(Rows from a dataset):

┌──

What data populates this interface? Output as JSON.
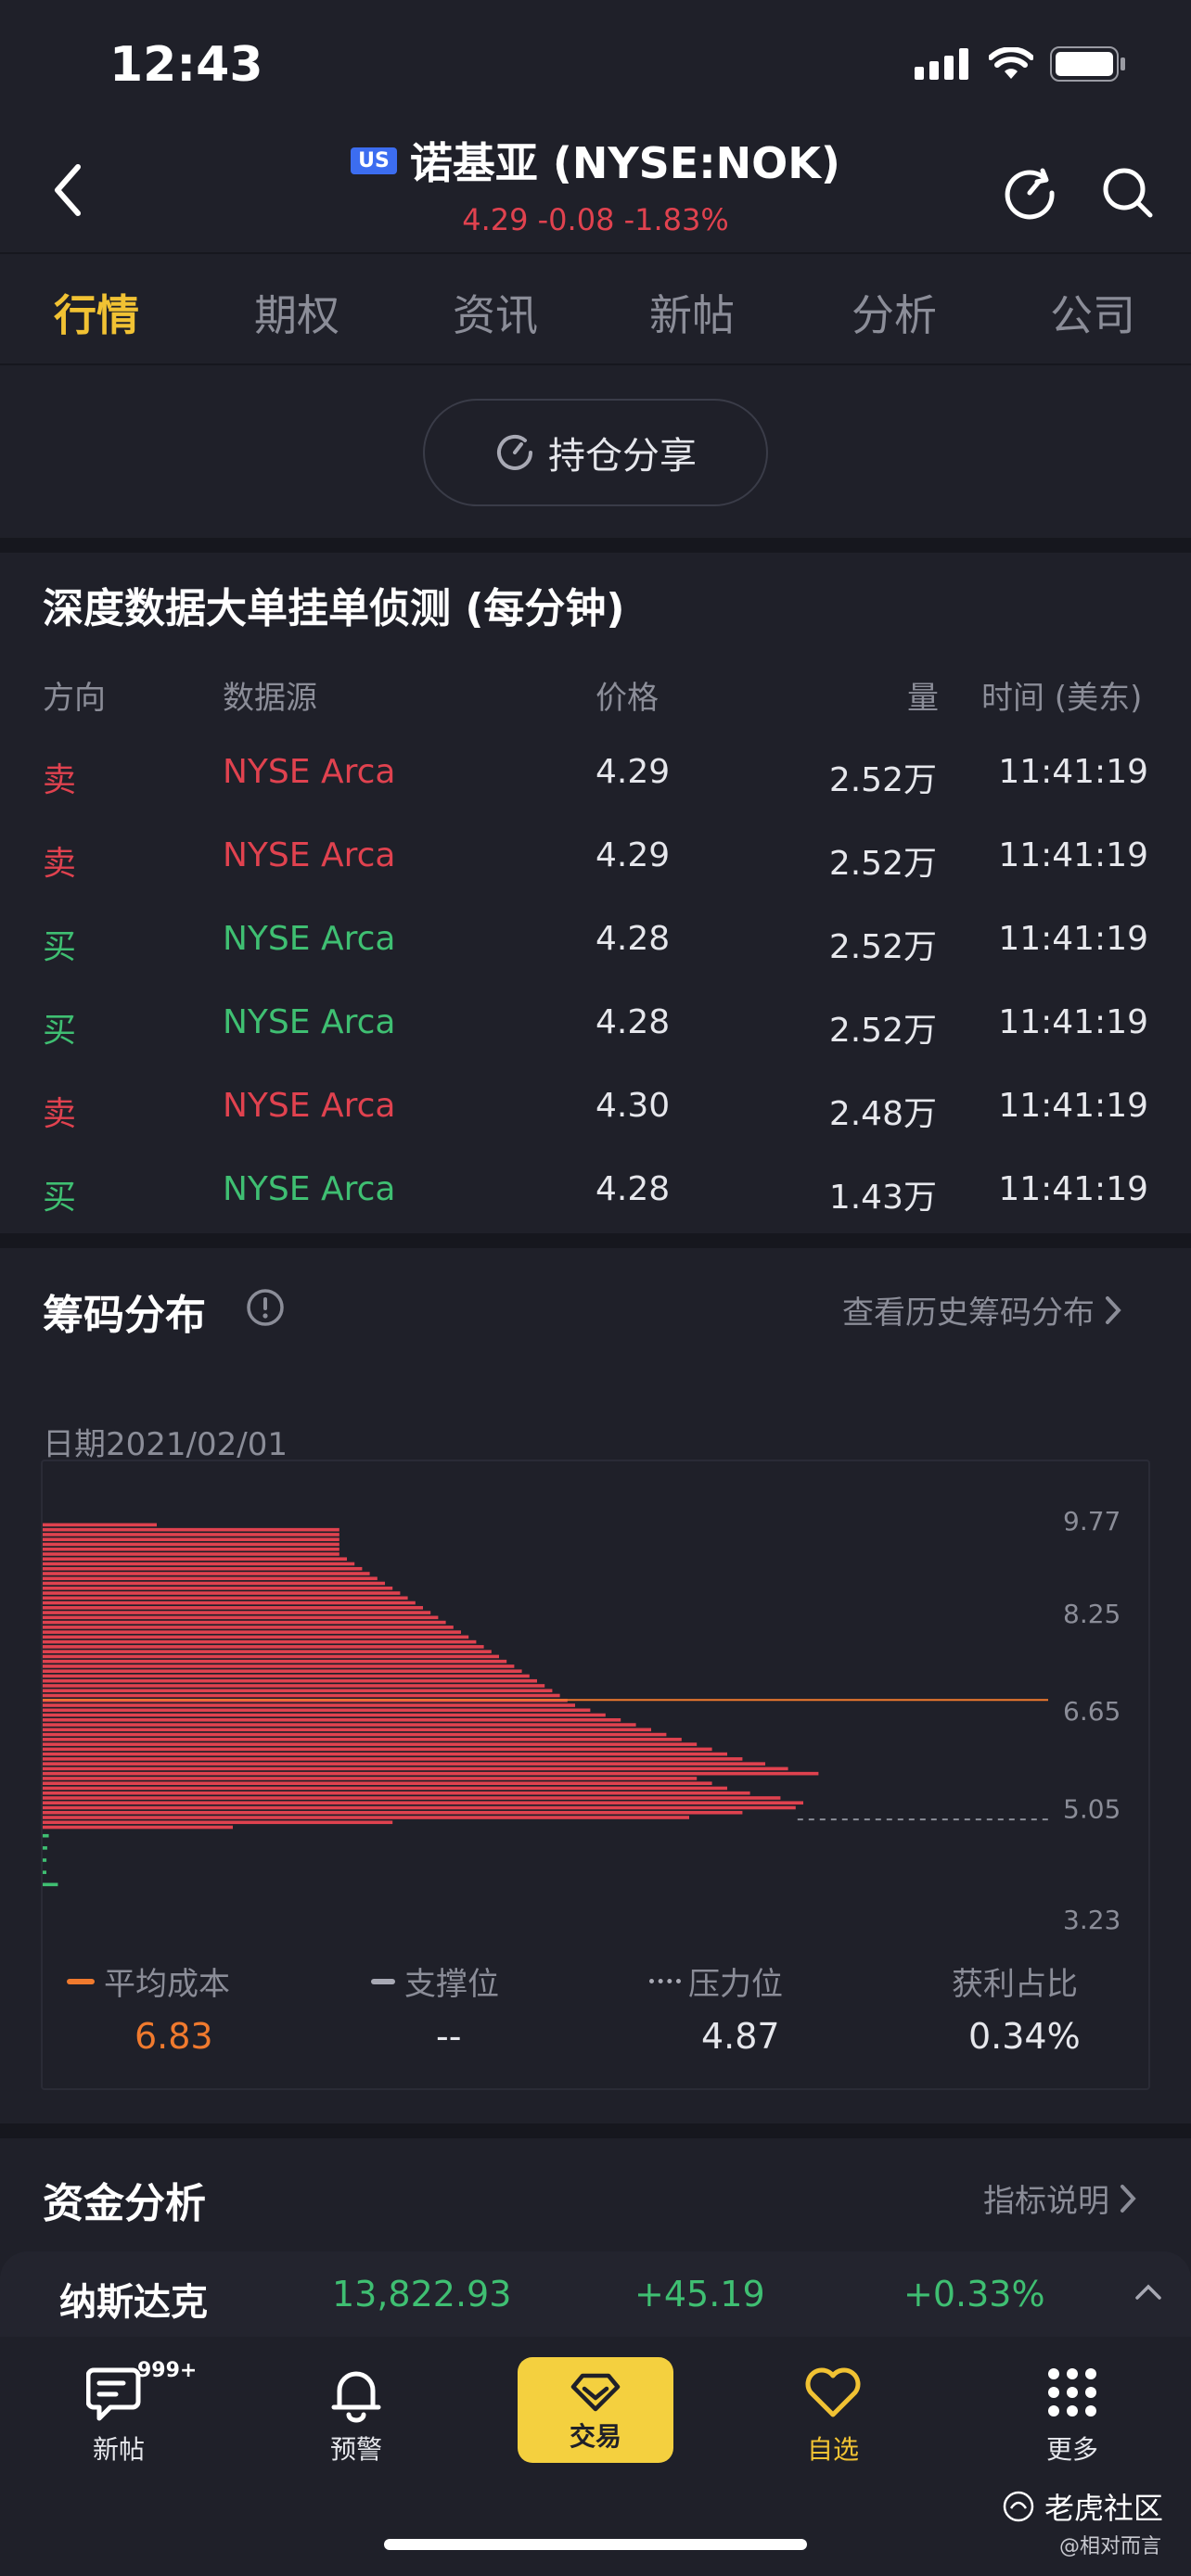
{
  "status": {
    "time": "12:43"
  },
  "header": {
    "badge": "US",
    "title": "诺基亚 (NYSE:NOK)",
    "quote": "4.29 -0.08 -1.83%"
  },
  "tabs": [
    {
      "label": "行情",
      "active": true
    },
    {
      "label": "期权"
    },
    {
      "label": "资讯"
    },
    {
      "label": "新帖"
    },
    {
      "label": "分析"
    },
    {
      "label": "公司"
    }
  ],
  "share": {
    "label": "持仓分享"
  },
  "depth": {
    "title": "深度数据大单挂单侦测 (每分钟)",
    "headers": {
      "side": "方向",
      "source": "数据源",
      "price": "价格",
      "qty": "量",
      "time": "时间 (美东)"
    },
    "rows": [
      {
        "side": "卖",
        "source": "NYSE Arca",
        "price": "4.29",
        "qty": "2.52万",
        "time": "11:41:19",
        "type": "sell"
      },
      {
        "side": "卖",
        "source": "NYSE Arca",
        "price": "4.29",
        "qty": "2.52万",
        "time": "11:41:19",
        "type": "sell"
      },
      {
        "side": "买",
        "source": "NYSE Arca",
        "price": "4.28",
        "qty": "2.52万",
        "time": "11:41:19",
        "type": "buy"
      },
      {
        "side": "买",
        "source": "NYSE Arca",
        "price": "4.28",
        "qty": "2.52万",
        "time": "11:41:19",
        "type": "buy"
      },
      {
        "side": "卖",
        "source": "NYSE Arca",
        "price": "4.30",
        "qty": "2.48万",
        "time": "11:41:19",
        "type": "sell"
      },
      {
        "side": "买",
        "source": "NYSE Arca",
        "price": "4.28",
        "qty": "1.43万",
        "time": "11:41:19",
        "type": "buy"
      }
    ]
  },
  "chips": {
    "title": "筹码分布",
    "history_link": "查看历史筹码分布",
    "date_label": "日期2021/02/01",
    "y_ticks": [
      "9.77",
      "8.25",
      "6.65",
      "5.05",
      "3.23"
    ],
    "legend": [
      {
        "label": "平均成本",
        "value": "6.83",
        "color": "#f07a2e"
      },
      {
        "label": "支撑位",
        "value": "--",
        "color": "#a8a9b4"
      },
      {
        "label": "压力位",
        "value": "4.87",
        "color": "#a8a9b4"
      },
      {
        "label": "获利占比",
        "value": "0.34%",
        "color": ""
      }
    ]
  },
  "chart_data": {
    "type": "bar",
    "orientation": "horizontal",
    "title": "",
    "ylim": [
      3.23,
      9.77
    ],
    "y_ticks": [
      9.77,
      8.25,
      6.65,
      5.05,
      3.23
    ],
    "avg_cost": 6.83,
    "resistance": 4.87,
    "loss_series": {
      "prices": [
        9.7,
        9.62,
        9.54,
        9.46,
        9.38,
        9.3,
        9.22,
        9.14,
        9.06,
        8.98,
        8.9,
        8.82,
        8.74,
        8.66,
        8.58,
        8.5,
        8.42,
        8.34,
        8.26,
        8.18,
        8.1,
        8.02,
        7.94,
        7.86,
        7.78,
        7.7,
        7.62,
        7.54,
        7.46,
        7.38,
        7.3,
        7.22,
        7.14,
        7.06,
        6.98,
        6.9,
        6.82,
        6.74,
        6.66,
        6.58,
        6.5,
        6.42,
        6.34,
        6.26,
        6.18,
        6.1,
        6.02,
        5.94,
        5.86,
        5.78,
        5.7,
        5.62,
        5.54,
        5.46,
        5.38,
        5.3,
        5.22,
        5.14,
        5.06,
        4.98,
        4.9,
        4.82,
        4.74
      ],
      "values": [
        0.15,
        0.39,
        0.39,
        0.39,
        0.39,
        0.39,
        0.39,
        0.4,
        0.41,
        0.42,
        0.43,
        0.44,
        0.45,
        0.46,
        0.47,
        0.48,
        0.49,
        0.5,
        0.51,
        0.52,
        0.53,
        0.54,
        0.55,
        0.56,
        0.57,
        0.58,
        0.59,
        0.6,
        0.61,
        0.62,
        0.63,
        0.64,
        0.65,
        0.66,
        0.67,
        0.68,
        0.69,
        0.7,
        0.72,
        0.74,
        0.76,
        0.78,
        0.8,
        0.82,
        0.84,
        0.86,
        0.88,
        0.9,
        0.92,
        0.95,
        0.98,
        1.02,
        0.86,
        0.88,
        0.9,
        0.93,
        0.97,
        1.0,
        0.99,
        0.92,
        0.85,
        0.46,
        0.25
      ]
    },
    "profit_series": {
      "prices": [
        4.6,
        4.4,
        4.2,
        4.0,
        3.8
      ],
      "values": [
        0.008,
        0.006,
        0.005,
        0.004,
        0.02
      ]
    }
  },
  "funds": {
    "title": "资金分析",
    "link": "指标说明"
  },
  "ticker": {
    "name": "纳斯达克",
    "value": "13,822.93",
    "change": "+45.19",
    "pct": "+0.33%"
  },
  "nav": [
    {
      "label": "新帖",
      "badge": "999+"
    },
    {
      "label": "预警"
    },
    {
      "label": "交易"
    },
    {
      "label": "自选"
    },
    {
      "label": "更多"
    }
  ],
  "watermark": {
    "brand": "老虎社区",
    "user": "@相对而言"
  }
}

└──

Output the entries above exactly, without their pictures.

What data populates this interface? Output as JSON.
{
  "status": {
    "time": "12:43"
  },
  "header": {
    "badge": "US",
    "title": "诺基亚 (NYSE:NOK)",
    "quote": "4.29 -0.08 -1.83%"
  },
  "tabs": [
    {
      "label": "行情",
      "active": true
    },
    {
      "label": "期权"
    },
    {
      "label": "资讯"
    },
    {
      "label": "新帖"
    },
    {
      "label": "分析"
    },
    {
      "label": "公司"
    }
  ],
  "share": {
    "label": "持仓分享"
  },
  "depth": {
    "title": "深度数据大单挂单侦测 (每分钟)",
    "headers": {
      "side": "方向",
      "source": "数据源",
      "price": "价格",
      "qty": "量",
      "time": "时间 (美东)"
    },
    "rows": [
      {
        "side": "卖",
        "source": "NYSE Arca",
        "price": "4.29",
        "qty": "2.52万",
        "time": "11:41:19",
        "type": "sell"
      },
      {
        "side": "卖",
        "source": "NYSE Arca",
        "price": "4.29",
        "qty": "2.52万",
        "time": "11:41:19",
        "type": "sell"
      },
      {
        "side": "买",
        "source": "NYSE Arca",
        "price": "4.28",
        "qty": "2.52万",
        "time": "11:41:19",
        "type": "buy"
      },
      {
        "side": "买",
        "source": "NYSE Arca",
        "price": "4.28",
        "qty": "2.52万",
        "time": "11:41:19",
        "type": "buy"
      },
      {
        "side": "卖",
        "source": "NYSE Arca",
        "price": "4.30",
        "qty": "2.48万",
        "time": "11:41:19",
        "type": "sell"
      },
      {
        "side": "买",
        "source": "NYSE Arca",
        "price": "4.28",
        "qty": "1.43万",
        "time": "11:41:19",
        "type": "buy"
      }
    ]
  },
  "chips": {
    "title": "筹码分布",
    "history_link": "查看历史筹码分布",
    "date_label": "日期2021/02/01",
    "y_ticks": [
      "9.77",
      "8.25",
      "6.65",
      "5.05",
      "3.23"
    ],
    "legend": [
      {
        "label": "平均成本",
        "value": "6.83",
        "color": "#f07a2e"
      },
      {
        "label": "支撑位",
        "value": "--",
        "color": "#a8a9b4"
      },
      {
        "label": "压力位",
        "value": "4.87",
        "color": "#a8a9b4"
      },
      {
        "label": "获利占比",
        "value": "0.34%",
        "color": ""
      }
    ]
  },
  "chart_data": {
    "type": "bar",
    "orientation": "horizontal",
    "title": "",
    "ylim": [
      3.23,
      9.77
    ],
    "y_ticks": [
      9.77,
      8.25,
      6.65,
      5.05,
      3.23
    ],
    "avg_cost": 6.83,
    "resistance": 4.87,
    "loss_series": {
      "prices": [
        9.7,
        9.62,
        9.54,
        9.46,
        9.38,
        9.3,
        9.22,
        9.14,
        9.06,
        8.98,
        8.9,
        8.82,
        8.74,
        8.66,
        8.58,
        8.5,
        8.42,
        8.34,
        8.26,
        8.18,
        8.1,
        8.02,
        7.94,
        7.86,
        7.78,
        7.7,
        7.62,
        7.54,
        7.46,
        7.38,
        7.3,
        7.22,
        7.14,
        7.06,
        6.98,
        6.9,
        6.82,
        6.74,
        6.66,
        6.58,
        6.5,
        6.42,
        6.34,
        6.26,
        6.18,
        6.1,
        6.02,
        5.94,
        5.86,
        5.78,
        5.7,
        5.62,
        5.54,
        5.46,
        5.38,
        5.3,
        5.22,
        5.14,
        5.06,
        4.98,
        4.9,
        4.82,
        4.74
      ],
      "values": [
        0.15,
        0.39,
        0.39,
        0.39,
        0.39,
        0.39,
        0.39,
        0.4,
        0.41,
        0.42,
        0.43,
        0.44,
        0.45,
        0.46,
        0.47,
        0.48,
        0.49,
        0.5,
        0.51,
        0.52,
        0.53,
        0.54,
        0.55,
        0.56,
        0.57,
        0.58,
        0.59,
        0.6,
        0.61,
        0.62,
        0.63,
        0.64,
        0.65,
        0.66,
        0.67,
        0.68,
        0.69,
        0.7,
        0.72,
        0.74,
        0.76,
        0.78,
        0.8,
        0.82,
        0.84,
        0.86,
        0.88,
        0.9,
        0.92,
        0.95,
        0.98,
        1.02,
        0.86,
        0.88,
        0.9,
        0.93,
        0.97,
        1.0,
        0.99,
        0.92,
        0.85,
        0.46,
        0.25
      ]
    },
    "profit_series": {
      "prices": [
        4.6,
        4.4,
        4.2,
        4.0,
        3.8
      ],
      "values": [
        0.008,
        0.006,
        0.005,
        0.004,
        0.02
      ]
    }
  },
  "funds": {
    "title": "资金分析",
    "link": "指标说明"
  },
  "ticker": {
    "name": "纳斯达克",
    "value": "13,822.93",
    "change": "+45.19",
    "pct": "+0.33%"
  },
  "nav": [
    {
      "label": "新帖",
      "badge": "999+"
    },
    {
      "label": "预警"
    },
    {
      "label": "交易"
    },
    {
      "label": "自选"
    },
    {
      "label": "更多"
    }
  ],
  "watermark": {
    "brand": "老虎社区",
    "user": "@相对而言"
  }
}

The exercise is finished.